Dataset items
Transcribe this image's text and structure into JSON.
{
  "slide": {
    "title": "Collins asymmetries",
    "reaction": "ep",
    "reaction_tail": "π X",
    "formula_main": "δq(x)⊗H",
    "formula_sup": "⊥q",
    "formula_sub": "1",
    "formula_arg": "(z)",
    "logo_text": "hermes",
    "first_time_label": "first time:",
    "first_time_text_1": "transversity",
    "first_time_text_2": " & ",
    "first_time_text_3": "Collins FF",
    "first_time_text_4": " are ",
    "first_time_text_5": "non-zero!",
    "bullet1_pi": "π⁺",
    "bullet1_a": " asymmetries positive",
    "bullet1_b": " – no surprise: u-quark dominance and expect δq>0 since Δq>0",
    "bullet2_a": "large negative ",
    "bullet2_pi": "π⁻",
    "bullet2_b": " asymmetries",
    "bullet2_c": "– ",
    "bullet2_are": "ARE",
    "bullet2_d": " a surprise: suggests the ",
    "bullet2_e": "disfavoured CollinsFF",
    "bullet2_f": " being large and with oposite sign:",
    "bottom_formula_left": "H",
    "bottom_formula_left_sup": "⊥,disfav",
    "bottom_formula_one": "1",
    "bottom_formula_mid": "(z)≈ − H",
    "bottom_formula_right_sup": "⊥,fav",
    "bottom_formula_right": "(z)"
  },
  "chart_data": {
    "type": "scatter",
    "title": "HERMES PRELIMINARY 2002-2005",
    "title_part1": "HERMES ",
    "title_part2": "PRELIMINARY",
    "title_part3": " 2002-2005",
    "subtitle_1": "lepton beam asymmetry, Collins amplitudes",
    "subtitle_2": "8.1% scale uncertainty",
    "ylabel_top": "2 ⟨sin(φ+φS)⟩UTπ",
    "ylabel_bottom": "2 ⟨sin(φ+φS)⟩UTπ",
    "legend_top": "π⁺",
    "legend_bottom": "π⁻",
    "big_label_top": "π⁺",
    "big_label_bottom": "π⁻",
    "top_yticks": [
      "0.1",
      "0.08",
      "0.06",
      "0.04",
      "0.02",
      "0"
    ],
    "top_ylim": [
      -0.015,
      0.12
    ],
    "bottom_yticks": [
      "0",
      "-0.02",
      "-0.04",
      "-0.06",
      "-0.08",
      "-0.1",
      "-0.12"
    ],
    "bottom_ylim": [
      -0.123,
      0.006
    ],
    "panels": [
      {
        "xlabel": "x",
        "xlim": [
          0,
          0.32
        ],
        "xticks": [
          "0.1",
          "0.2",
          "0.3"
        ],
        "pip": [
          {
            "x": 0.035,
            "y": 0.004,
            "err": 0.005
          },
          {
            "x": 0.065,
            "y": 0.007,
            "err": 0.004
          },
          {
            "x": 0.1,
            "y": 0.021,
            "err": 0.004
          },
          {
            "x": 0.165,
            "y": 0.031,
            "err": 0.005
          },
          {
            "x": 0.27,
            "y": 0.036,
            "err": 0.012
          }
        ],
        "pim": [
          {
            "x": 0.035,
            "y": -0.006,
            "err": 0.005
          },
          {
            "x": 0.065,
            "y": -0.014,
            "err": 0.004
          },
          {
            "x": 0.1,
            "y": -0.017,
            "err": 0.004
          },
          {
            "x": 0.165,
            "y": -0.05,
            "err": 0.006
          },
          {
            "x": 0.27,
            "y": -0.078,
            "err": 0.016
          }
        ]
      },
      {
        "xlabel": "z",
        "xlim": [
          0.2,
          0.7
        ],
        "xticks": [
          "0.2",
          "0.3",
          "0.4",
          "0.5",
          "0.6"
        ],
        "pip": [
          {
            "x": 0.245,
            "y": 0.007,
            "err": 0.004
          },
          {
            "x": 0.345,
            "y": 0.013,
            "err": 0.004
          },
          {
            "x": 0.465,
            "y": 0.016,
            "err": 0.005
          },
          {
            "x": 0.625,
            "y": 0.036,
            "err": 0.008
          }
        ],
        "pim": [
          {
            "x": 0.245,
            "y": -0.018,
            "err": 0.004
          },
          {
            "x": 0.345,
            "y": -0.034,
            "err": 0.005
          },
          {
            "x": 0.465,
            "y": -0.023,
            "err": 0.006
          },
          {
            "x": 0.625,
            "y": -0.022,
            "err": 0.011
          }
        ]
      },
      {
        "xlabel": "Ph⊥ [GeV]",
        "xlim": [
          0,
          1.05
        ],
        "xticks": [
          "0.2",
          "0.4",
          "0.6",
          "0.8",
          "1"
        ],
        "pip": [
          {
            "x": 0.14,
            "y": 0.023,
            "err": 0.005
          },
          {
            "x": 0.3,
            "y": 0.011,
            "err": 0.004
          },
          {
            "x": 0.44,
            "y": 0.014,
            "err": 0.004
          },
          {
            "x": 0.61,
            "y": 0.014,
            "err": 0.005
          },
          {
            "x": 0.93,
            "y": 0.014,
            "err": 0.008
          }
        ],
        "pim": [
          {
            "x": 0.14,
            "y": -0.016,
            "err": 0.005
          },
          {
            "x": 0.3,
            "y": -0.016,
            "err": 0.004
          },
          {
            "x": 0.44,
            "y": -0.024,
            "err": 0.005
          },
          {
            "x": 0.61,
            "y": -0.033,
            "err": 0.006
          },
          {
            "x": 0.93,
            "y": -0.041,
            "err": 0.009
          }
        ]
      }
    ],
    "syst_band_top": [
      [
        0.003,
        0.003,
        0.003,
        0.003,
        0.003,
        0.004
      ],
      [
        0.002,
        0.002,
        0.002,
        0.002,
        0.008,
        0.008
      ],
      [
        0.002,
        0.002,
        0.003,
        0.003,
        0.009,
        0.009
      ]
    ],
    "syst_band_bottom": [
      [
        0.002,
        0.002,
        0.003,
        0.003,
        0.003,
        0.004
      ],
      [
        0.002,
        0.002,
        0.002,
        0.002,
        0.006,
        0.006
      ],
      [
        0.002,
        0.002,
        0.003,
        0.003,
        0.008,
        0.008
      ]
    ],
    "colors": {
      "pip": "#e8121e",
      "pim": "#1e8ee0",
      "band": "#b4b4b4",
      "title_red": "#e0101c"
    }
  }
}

What is expected -
Your task is to reproduce the whole listing exactly.

Complete response -
Transcribe this image's text and structure into JSON.
{
  "slide": {
    "title": "Collins asymmetries",
    "reaction": "ep",
    "reaction_tail": "π X",
    "formula_main": "δq(x)⊗H",
    "formula_sup": "⊥q",
    "formula_sub": "1",
    "formula_arg": "(z)",
    "logo_text": "hermes",
    "first_time_label": "first time:",
    "first_time_text_1": "transversity",
    "first_time_text_2": " & ",
    "first_time_text_3": "Collins FF",
    "first_time_text_4": " are ",
    "first_time_text_5": "non-zero!",
    "bullet1_pi": "π⁺",
    "bullet1_a": " asymmetries positive",
    "bullet1_b": " – no surprise: u-quark dominance and expect δq>0 since Δq>0",
    "bullet2_a": "large negative ",
    "bullet2_pi": "π⁻",
    "bullet2_b": " asymmetries",
    "bullet2_c": "– ",
    "bullet2_are": "ARE",
    "bullet2_d": " a surprise: suggests the ",
    "bullet2_e": "disfavoured CollinsFF",
    "bullet2_f": " being large and with oposite sign:",
    "bottom_formula_left": "H",
    "bottom_formula_left_sup": "⊥,disfav",
    "bottom_formula_one": "1",
    "bottom_formula_mid": "(z)≈ − H",
    "bottom_formula_right_sup": "⊥,fav",
    "bottom_formula_right": "(z)"
  },
  "chart_data": {
    "type": "scatter",
    "title": "HERMES PRELIMINARY 2002-2005",
    "title_part1": "HERMES ",
    "title_part2": "PRELIMINARY",
    "title_part3": " 2002-2005",
    "subtitle_1": "lepton beam asymmetry, Collins amplitudes",
    "subtitle_2": "8.1% scale uncertainty",
    "ylabel_top": "2 ⟨sin(φ+φS)⟩UTπ",
    "ylabel_bottom": "2 ⟨sin(φ+φS)⟩UTπ",
    "legend_top": "π⁺",
    "legend_bottom": "π⁻",
    "big_label_top": "π⁺",
    "big_label_bottom": "π⁻",
    "top_yticks": [
      "0.1",
      "0.08",
      "0.06",
      "0.04",
      "0.02",
      "0"
    ],
    "top_ylim": [
      -0.015,
      0.12
    ],
    "bottom_yticks": [
      "0",
      "-0.02",
      "-0.04",
      "-0.06",
      "-0.08",
      "-0.1",
      "-0.12"
    ],
    "bottom_ylim": [
      -0.123,
      0.006
    ],
    "panels": [
      {
        "xlabel": "x",
        "xlim": [
          0,
          0.32
        ],
        "xticks": [
          "0.1",
          "0.2",
          "0.3"
        ],
        "pip": [
          {
            "x": 0.035,
            "y": 0.004,
            "err": 0.005
          },
          {
            "x": 0.065,
            "y": 0.007,
            "err": 0.004
          },
          {
            "x": 0.1,
            "y": 0.021,
            "err": 0.004
          },
          {
            "x": 0.165,
            "y": 0.031,
            "err": 0.005
          },
          {
            "x": 0.27,
            "y": 0.036,
            "err": 0.012
          }
        ],
        "pim": [
          {
            "x": 0.035,
            "y": -0.006,
            "err": 0.005
          },
          {
            "x": 0.065,
            "y": -0.014,
            "err": 0.004
          },
          {
            "x": 0.1,
            "y": -0.017,
            "err": 0.004
          },
          {
            "x": 0.165,
            "y": -0.05,
            "err": 0.006
          },
          {
            "x": 0.27,
            "y": -0.078,
            "err": 0.016
          }
        ]
      },
      {
        "xlabel": "z",
        "xlim": [
          0.2,
          0.7
        ],
        "xticks": [
          "0.2",
          "0.3",
          "0.4",
          "0.5",
          "0.6"
        ],
        "pip": [
          {
            "x": 0.245,
            "y": 0.007,
            "err": 0.004
          },
          {
            "x": 0.345,
            "y": 0.013,
            "err": 0.004
          },
          {
            "x": 0.465,
            "y": 0.016,
            "err": 0.005
          },
          {
            "x": 0.625,
            "y": 0.036,
            "err": 0.008
          }
        ],
        "pim": [
          {
            "x": 0.245,
            "y": -0.018,
            "err": 0.004
          },
          {
            "x": 0.345,
            "y": -0.034,
            "err": 0.005
          },
          {
            "x": 0.465,
            "y": -0.023,
            "err": 0.006
          },
          {
            "x": 0.625,
            "y": -0.022,
            "err": 0.011
          }
        ]
      },
      {
        "xlabel": "Ph⊥ [GeV]",
        "xlim": [
          0,
          1.05
        ],
        "xticks": [
          "0.2",
          "0.4",
          "0.6",
          "0.8",
          "1"
        ],
        "pip": [
          {
            "x": 0.14,
            "y": 0.023,
            "err": 0.005
          },
          {
            "x": 0.3,
            "y": 0.011,
            "err": 0.004
          },
          {
            "x": 0.44,
            "y": 0.014,
            "err": 0.004
          },
          {
            "x": 0.61,
            "y": 0.014,
            "err": 0.005
          },
          {
            "x": 0.93,
            "y": 0.014,
            "err": 0.008
          }
        ],
        "pim": [
          {
            "x": 0.14,
            "y": -0.016,
            "err": 0.005
          },
          {
            "x": 0.3,
            "y": -0.016,
            "err": 0.004
          },
          {
            "x": 0.44,
            "y": -0.024,
            "err": 0.005
          },
          {
            "x": 0.61,
            "y": -0.033,
            "err": 0.006
          },
          {
            "x": 0.93,
            "y": -0.041,
            "err": 0.009
          }
        ]
      }
    ],
    "syst_band_top": [
      [
        0.003,
        0.003,
        0.003,
        0.003,
        0.003,
        0.004
      ],
      [
        0.002,
        0.002,
        0.002,
        0.002,
        0.008,
        0.008
      ],
      [
        0.002,
        0.002,
        0.003,
        0.003,
        0.009,
        0.009
      ]
    ],
    "syst_band_bottom": [
      [
        0.002,
        0.002,
        0.003,
        0.003,
        0.003,
        0.004
      ],
      [
        0.002,
        0.002,
        0.002,
        0.002,
        0.006,
        0.006
      ],
      [
        0.002,
        0.002,
        0.003,
        0.003,
        0.008,
        0.008
      ]
    ],
    "colors": {
      "pip": "#e8121e",
      "pim": "#1e8ee0",
      "band": "#b4b4b4",
      "title_red": "#e0101c"
    }
  }
}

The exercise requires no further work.